» Exercise details
Rewrite every line of the records below, putting "spinner-down-icon" wherever "spin-down-icon" appears and leaving all other text unchanged.

» Layout records
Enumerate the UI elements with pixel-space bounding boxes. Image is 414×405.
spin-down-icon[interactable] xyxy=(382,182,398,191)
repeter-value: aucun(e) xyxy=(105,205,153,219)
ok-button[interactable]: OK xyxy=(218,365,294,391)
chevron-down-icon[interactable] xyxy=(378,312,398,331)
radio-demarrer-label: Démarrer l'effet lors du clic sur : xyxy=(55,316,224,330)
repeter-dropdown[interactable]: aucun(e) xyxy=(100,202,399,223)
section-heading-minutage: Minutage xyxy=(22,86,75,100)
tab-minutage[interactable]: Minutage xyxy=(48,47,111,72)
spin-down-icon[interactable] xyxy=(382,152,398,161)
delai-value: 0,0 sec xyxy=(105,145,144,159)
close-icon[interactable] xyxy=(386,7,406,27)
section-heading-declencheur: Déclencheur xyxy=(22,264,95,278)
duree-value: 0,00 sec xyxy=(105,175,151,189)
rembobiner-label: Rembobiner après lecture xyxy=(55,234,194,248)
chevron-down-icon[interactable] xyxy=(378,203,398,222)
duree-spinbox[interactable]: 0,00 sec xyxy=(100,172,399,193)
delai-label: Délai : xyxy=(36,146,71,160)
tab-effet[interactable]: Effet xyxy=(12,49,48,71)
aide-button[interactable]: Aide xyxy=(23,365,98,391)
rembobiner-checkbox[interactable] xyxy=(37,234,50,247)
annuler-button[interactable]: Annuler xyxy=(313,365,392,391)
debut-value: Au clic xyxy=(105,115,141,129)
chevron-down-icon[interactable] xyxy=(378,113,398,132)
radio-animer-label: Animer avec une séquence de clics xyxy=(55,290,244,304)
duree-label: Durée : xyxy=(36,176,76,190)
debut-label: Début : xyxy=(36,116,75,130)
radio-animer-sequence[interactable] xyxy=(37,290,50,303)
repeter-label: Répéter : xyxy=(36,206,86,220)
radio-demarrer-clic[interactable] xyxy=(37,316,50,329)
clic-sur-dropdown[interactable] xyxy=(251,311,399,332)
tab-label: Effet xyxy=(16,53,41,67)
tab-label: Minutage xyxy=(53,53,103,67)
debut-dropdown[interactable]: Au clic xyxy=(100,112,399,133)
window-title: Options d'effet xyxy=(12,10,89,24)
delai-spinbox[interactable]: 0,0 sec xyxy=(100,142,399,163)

» Full output
Enumerate the UI elements with pixel-space bounding boxes. Image is 414×405.
spinner-down-icon[interactable] xyxy=(382,182,398,191)
repeter-value: aucun(e) xyxy=(105,205,153,219)
ok-button[interactable]: OK xyxy=(218,365,294,391)
chevron-down-icon[interactable] xyxy=(378,312,398,331)
radio-demarrer-label: Démarrer l'effet lors du clic sur : xyxy=(55,316,224,330)
repeter-dropdown[interactable]: aucun(e) xyxy=(100,202,399,223)
section-heading-minutage: Minutage xyxy=(22,86,75,100)
tab-minutage[interactable]: Minutage xyxy=(48,47,111,72)
spinner-down-icon[interactable] xyxy=(382,152,398,161)
delai-value: 0,0 sec xyxy=(105,145,144,159)
close-icon[interactable] xyxy=(386,7,406,27)
section-heading-declencheur: Déclencheur xyxy=(22,264,95,278)
duree-value: 0,00 sec xyxy=(105,175,151,189)
rembobiner-label: Rembobiner après lecture xyxy=(55,234,194,248)
chevron-down-icon[interactable] xyxy=(378,203,398,222)
duree-spinbox[interactable]: 0,00 sec xyxy=(100,172,399,193)
delai-label: Délai : xyxy=(36,146,71,160)
tab-effet[interactable]: Effet xyxy=(12,49,48,71)
aide-button[interactable]: Aide xyxy=(23,365,98,391)
rembobiner-checkbox[interactable] xyxy=(37,234,50,247)
annuler-button[interactable]: Annuler xyxy=(313,365,392,391)
debut-value: Au clic xyxy=(105,115,141,129)
chevron-down-icon[interactable] xyxy=(378,113,398,132)
radio-animer-label: Animer avec une séquence de clics xyxy=(55,290,244,304)
duree-label: Durée : xyxy=(36,176,76,190)
debut-label: Début : xyxy=(36,116,75,130)
radio-animer-sequence[interactable] xyxy=(37,290,50,303)
repeter-label: Répéter : xyxy=(36,206,86,220)
radio-demarrer-clic[interactable] xyxy=(37,316,50,329)
clic-sur-dropdown[interactable] xyxy=(251,311,399,332)
tab-label: Effet xyxy=(16,53,41,67)
tab-label: Minutage xyxy=(53,53,103,67)
debut-dropdown[interactable]: Au clic xyxy=(100,112,399,133)
window-title: Options d'effet xyxy=(12,10,89,24)
delai-spinbox[interactable]: 0,0 sec xyxy=(100,142,399,163)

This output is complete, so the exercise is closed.